Render every entry exactly as it appears.

* start RECORDS SUPPLIED *

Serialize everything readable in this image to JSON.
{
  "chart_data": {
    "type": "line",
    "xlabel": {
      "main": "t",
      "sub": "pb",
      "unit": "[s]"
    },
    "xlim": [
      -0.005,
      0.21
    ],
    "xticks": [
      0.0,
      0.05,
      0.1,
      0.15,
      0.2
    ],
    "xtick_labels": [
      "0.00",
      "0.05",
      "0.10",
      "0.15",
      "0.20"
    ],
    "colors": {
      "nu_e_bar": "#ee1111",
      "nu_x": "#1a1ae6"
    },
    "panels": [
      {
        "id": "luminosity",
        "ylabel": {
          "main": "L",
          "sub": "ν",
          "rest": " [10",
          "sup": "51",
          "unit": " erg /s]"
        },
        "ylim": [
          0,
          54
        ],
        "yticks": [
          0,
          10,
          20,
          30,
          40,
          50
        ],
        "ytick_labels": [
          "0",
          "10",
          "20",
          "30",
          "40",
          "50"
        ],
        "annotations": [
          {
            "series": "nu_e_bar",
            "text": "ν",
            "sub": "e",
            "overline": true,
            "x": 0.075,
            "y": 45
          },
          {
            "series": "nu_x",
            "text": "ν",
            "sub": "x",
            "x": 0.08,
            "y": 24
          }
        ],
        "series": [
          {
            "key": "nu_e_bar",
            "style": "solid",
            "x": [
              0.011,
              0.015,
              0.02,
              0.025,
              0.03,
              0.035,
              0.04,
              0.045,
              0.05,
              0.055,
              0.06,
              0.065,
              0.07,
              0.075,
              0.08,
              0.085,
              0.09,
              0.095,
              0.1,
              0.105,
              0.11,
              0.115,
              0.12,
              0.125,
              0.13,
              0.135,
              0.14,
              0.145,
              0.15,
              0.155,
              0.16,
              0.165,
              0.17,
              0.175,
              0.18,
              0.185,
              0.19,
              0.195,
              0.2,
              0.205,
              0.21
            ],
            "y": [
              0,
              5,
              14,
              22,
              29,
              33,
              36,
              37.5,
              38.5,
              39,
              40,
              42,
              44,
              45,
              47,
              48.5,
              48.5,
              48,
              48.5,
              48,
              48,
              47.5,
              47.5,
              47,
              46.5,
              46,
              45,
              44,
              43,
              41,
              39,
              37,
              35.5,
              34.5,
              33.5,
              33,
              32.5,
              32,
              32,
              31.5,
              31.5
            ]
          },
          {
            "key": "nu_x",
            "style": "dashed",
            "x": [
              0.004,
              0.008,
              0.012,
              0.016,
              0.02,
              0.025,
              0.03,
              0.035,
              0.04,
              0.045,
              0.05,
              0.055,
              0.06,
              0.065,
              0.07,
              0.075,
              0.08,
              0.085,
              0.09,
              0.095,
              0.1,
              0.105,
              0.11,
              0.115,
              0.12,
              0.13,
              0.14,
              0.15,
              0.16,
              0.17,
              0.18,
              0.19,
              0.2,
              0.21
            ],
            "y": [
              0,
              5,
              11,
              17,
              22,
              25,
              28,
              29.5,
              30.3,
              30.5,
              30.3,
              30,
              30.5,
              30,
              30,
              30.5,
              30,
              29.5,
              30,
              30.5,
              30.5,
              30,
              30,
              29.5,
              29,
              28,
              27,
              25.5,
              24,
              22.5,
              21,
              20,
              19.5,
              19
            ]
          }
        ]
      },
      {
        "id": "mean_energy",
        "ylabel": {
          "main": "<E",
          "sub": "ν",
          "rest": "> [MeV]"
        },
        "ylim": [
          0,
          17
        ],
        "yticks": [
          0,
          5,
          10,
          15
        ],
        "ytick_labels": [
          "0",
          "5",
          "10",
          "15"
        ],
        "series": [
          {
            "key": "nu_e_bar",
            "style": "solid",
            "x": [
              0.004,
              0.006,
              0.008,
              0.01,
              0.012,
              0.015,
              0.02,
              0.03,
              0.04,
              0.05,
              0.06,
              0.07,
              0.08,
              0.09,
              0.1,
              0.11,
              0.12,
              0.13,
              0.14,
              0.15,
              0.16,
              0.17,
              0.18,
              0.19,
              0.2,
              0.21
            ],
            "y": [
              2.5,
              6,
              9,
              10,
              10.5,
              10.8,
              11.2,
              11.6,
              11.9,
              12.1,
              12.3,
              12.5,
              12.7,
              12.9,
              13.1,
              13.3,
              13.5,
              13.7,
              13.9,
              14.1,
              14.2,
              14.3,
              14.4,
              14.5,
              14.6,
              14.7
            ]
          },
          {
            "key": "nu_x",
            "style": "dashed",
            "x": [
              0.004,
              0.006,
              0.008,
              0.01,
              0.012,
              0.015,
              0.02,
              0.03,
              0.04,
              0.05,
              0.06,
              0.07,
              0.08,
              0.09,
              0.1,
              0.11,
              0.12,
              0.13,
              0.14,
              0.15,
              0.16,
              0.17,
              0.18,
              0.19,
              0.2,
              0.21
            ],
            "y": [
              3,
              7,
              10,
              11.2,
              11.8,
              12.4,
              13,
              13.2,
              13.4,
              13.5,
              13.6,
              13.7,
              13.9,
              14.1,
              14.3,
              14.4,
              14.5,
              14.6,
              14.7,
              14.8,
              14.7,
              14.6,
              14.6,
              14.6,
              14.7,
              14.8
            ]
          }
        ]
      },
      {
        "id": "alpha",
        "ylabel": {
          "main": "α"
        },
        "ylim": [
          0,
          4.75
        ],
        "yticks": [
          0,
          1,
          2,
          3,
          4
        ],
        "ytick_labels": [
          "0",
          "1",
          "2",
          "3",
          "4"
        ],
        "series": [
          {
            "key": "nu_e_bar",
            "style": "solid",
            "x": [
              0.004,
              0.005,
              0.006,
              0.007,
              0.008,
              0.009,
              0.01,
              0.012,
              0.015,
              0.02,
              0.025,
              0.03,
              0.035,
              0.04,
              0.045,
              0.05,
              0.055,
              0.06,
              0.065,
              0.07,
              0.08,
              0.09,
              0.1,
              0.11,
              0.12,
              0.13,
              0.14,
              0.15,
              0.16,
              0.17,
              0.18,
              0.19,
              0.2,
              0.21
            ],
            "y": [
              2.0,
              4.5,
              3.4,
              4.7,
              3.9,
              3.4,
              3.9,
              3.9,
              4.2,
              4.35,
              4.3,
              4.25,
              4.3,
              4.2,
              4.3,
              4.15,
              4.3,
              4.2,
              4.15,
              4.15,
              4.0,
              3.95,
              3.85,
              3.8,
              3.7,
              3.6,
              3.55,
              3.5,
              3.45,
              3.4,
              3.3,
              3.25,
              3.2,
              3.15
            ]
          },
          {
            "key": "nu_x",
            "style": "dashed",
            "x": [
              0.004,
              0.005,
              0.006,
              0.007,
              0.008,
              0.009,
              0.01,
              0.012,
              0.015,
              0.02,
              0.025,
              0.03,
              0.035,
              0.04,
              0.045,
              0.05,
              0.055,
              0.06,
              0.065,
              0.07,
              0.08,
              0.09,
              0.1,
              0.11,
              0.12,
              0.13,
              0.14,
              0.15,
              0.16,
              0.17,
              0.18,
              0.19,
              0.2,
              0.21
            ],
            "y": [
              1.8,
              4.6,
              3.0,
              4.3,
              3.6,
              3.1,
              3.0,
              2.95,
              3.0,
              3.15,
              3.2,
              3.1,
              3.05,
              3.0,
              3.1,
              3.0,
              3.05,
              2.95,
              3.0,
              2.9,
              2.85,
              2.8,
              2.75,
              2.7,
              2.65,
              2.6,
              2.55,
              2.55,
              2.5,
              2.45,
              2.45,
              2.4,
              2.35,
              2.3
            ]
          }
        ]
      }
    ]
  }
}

* end RECORDS SUPPLIED *

[TASK OUTPUT]:
Serialize everything readable in this image to JSON.
{
  "chart_data": {
    "type": "line",
    "xlabel": {
      "main": "t",
      "sub": "pb",
      "unit": "[s]"
    },
    "xlim": [
      -0.005,
      0.21
    ],
    "xticks": [
      0.0,
      0.05,
      0.1,
      0.15,
      0.2
    ],
    "xtick_labels": [
      "0.00",
      "0.05",
      "0.10",
      "0.15",
      "0.20"
    ],
    "colors": {
      "nu_e_bar": "#ee1111",
      "nu_x": "#1a1ae6"
    },
    "panels": [
      {
        "id": "luminosity",
        "ylabel": {
          "main": "L",
          "sub": "ν",
          "rest": " [10",
          "sup": "51",
          "unit": " erg /s]"
        },
        "ylim": [
          0,
          54
        ],
        "yticks": [
          0,
          10,
          20,
          30,
          40,
          50
        ],
        "ytick_labels": [
          "0",
          "10",
          "20",
          "30",
          "40",
          "50"
        ],
        "annotations": [
          {
            "series": "nu_e_bar",
            "text": "ν",
            "sub": "e",
            "overline": true,
            "x": 0.075,
            "y": 45
          },
          {
            "series": "nu_x",
            "text": "ν",
            "sub": "x",
            "x": 0.08,
            "y": 24
          }
        ],
        "series": [
          {
            "key": "nu_e_bar",
            "style": "solid",
            "x": [
              0.011,
              0.015,
              0.02,
              0.025,
              0.03,
              0.035,
              0.04,
              0.045,
              0.05,
              0.055,
              0.06,
              0.065,
              0.07,
              0.075,
              0.08,
              0.085,
              0.09,
              0.095,
              0.1,
              0.105,
              0.11,
              0.115,
              0.12,
              0.125,
              0.13,
              0.135,
              0.14,
              0.145,
              0.15,
              0.155,
              0.16,
              0.165,
              0.17,
              0.175,
              0.18,
              0.185,
              0.19,
              0.195,
              0.2,
              0.205,
              0.21
            ],
            "y": [
              0,
              5,
              14,
              22,
              29,
              33,
              36,
              37.5,
              38.5,
              39,
              40,
              42,
              44,
              45,
              47,
              48.5,
              48.5,
              48,
              48.5,
              48,
              48,
              47.5,
              47.5,
              47,
              46.5,
              46,
              45,
              44,
              43,
              41,
              39,
              37,
              35.5,
              34.5,
              33.5,
              33,
              32.5,
              32,
              32,
              31.5,
              31.5
            ]
          },
          {
            "key": "nu_x",
            "style": "dashed",
            "x": [
              0.004,
              0.008,
              0.012,
              0.016,
              0.02,
              0.025,
              0.03,
              0.035,
              0.04,
              0.045,
              0.05,
              0.055,
              0.06,
              0.065,
              0.07,
              0.075,
              0.08,
              0.085,
              0.09,
              0.095,
              0.1,
              0.105,
              0.11,
              0.115,
              0.12,
              0.13,
              0.14,
              0.15,
              0.16,
              0.17,
              0.18,
              0.19,
              0.2,
              0.21
            ],
            "y": [
              0,
              5,
              11,
              17,
              22,
              25,
              28,
              29.5,
              30.3,
              30.5,
              30.3,
              30,
              30.5,
              30,
              30,
              30.5,
              30,
              29.5,
              30,
              30.5,
              30.5,
              30,
              30,
              29.5,
              29,
              28,
              27,
              25.5,
              24,
              22.5,
              21,
              20,
              19.5,
              19
            ]
          }
        ]
      },
      {
        "id": "mean_energy",
        "ylabel": {
          "main": "<E",
          "sub": "ν",
          "rest": "> [MeV]"
        },
        "ylim": [
          0,
          17
        ],
        "yticks": [
          0,
          5,
          10,
          15
        ],
        "ytick_labels": [
          "0",
          "5",
          "10",
          "15"
        ],
        "series": [
          {
            "key": "nu_e_bar",
            "style": "solid",
            "x": [
              0.004,
              0.006,
              0.008,
              0.01,
              0.012,
              0.015,
              0.02,
              0.03,
              0.04,
              0.05,
              0.06,
              0.07,
              0.08,
              0.09,
              0.1,
              0.11,
              0.12,
              0.13,
              0.14,
              0.15,
              0.16,
              0.17,
              0.18,
              0.19,
              0.2,
              0.21
            ],
            "y": [
              2.5,
              6,
              9,
              10,
              10.5,
              10.8,
              11.2,
              11.6,
              11.9,
              12.1,
              12.3,
              12.5,
              12.7,
              12.9,
              13.1,
              13.3,
              13.5,
              13.7,
              13.9,
              14.1,
              14.2,
              14.3,
              14.4,
              14.5,
              14.6,
              14.7
            ]
          },
          {
            "key": "nu_x",
            "style": "dashed",
            "x": [
              0.004,
              0.006,
              0.008,
              0.01,
              0.012,
              0.015,
              0.02,
              0.03,
              0.04,
              0.05,
              0.06,
              0.07,
              0.08,
              0.09,
              0.1,
              0.11,
              0.12,
              0.13,
              0.14,
              0.15,
              0.16,
              0.17,
              0.18,
              0.19,
              0.2,
              0.21
            ],
            "y": [
              3,
              7,
              10,
              11.2,
              11.8,
              12.4,
              13,
              13.2,
              13.4,
              13.5,
              13.6,
              13.7,
              13.9,
              14.1,
              14.3,
              14.4,
              14.5,
              14.6,
              14.7,
              14.8,
              14.7,
              14.6,
              14.6,
              14.6,
              14.7,
              14.8
            ]
          }
        ]
      },
      {
        "id": "alpha",
        "ylabel": {
          "main": "α"
        },
        "ylim": [
          0,
          4.75
        ],
        "yticks": [
          0,
          1,
          2,
          3,
          4
        ],
        "ytick_labels": [
          "0",
          "1",
          "2",
          "3",
          "4"
        ],
        "series": [
          {
            "key": "nu_e_bar",
            "style": "solid",
            "x": [
              0.004,
              0.005,
              0.006,
              0.007,
              0.008,
              0.009,
              0.01,
              0.012,
              0.015,
              0.02,
              0.025,
              0.03,
              0.035,
              0.04,
              0.045,
              0.05,
              0.055,
              0.06,
              0.065,
              0.07,
              0.08,
              0.09,
              0.1,
              0.11,
              0.12,
              0.13,
              0.14,
              0.15,
              0.16,
              0.17,
              0.18,
              0.19,
              0.2,
              0.21
            ],
            "y": [
              2.0,
              4.5,
              3.4,
              4.7,
              3.9,
              3.4,
              3.9,
              3.9,
              4.2,
              4.35,
              4.3,
              4.25,
              4.3,
              4.2,
              4.3,
              4.15,
              4.3,
              4.2,
              4.15,
              4.15,
              4.0,
              3.95,
              3.85,
              3.8,
              3.7,
              3.6,
              3.55,
              3.5,
              3.45,
              3.4,
              3.3,
              3.25,
              3.2,
              3.15
            ]
          },
          {
            "key": "nu_x",
            "style": "dashed",
            "x": [
              0.004,
              0.005,
              0.006,
              0.007,
              0.008,
              0.009,
              0.01,
              0.012,
              0.015,
              0.02,
              0.025,
              0.03,
              0.035,
              0.04,
              0.045,
              0.05,
              0.055,
              0.06,
              0.065,
              0.07,
              0.08,
              0.09,
              0.1,
              0.11,
              0.12,
              0.13,
              0.14,
              0.15,
              0.16,
              0.17,
              0.18,
              0.19,
              0.2,
              0.21
            ],
            "y": [
              1.8,
              4.6,
              3.0,
              4.3,
              3.6,
              3.1,
              3.0,
              2.95,
              3.0,
              3.15,
              3.2,
              3.1,
              3.05,
              3.0,
              3.1,
              3.0,
              3.05,
              2.95,
              3.0,
              2.9,
              2.85,
              2.8,
              2.75,
              2.7,
              2.65,
              2.6,
              2.55,
              2.55,
              2.5,
              2.45,
              2.45,
              2.4,
              2.35,
              2.3
            ]
          }
        ]
      }
    ]
  }
}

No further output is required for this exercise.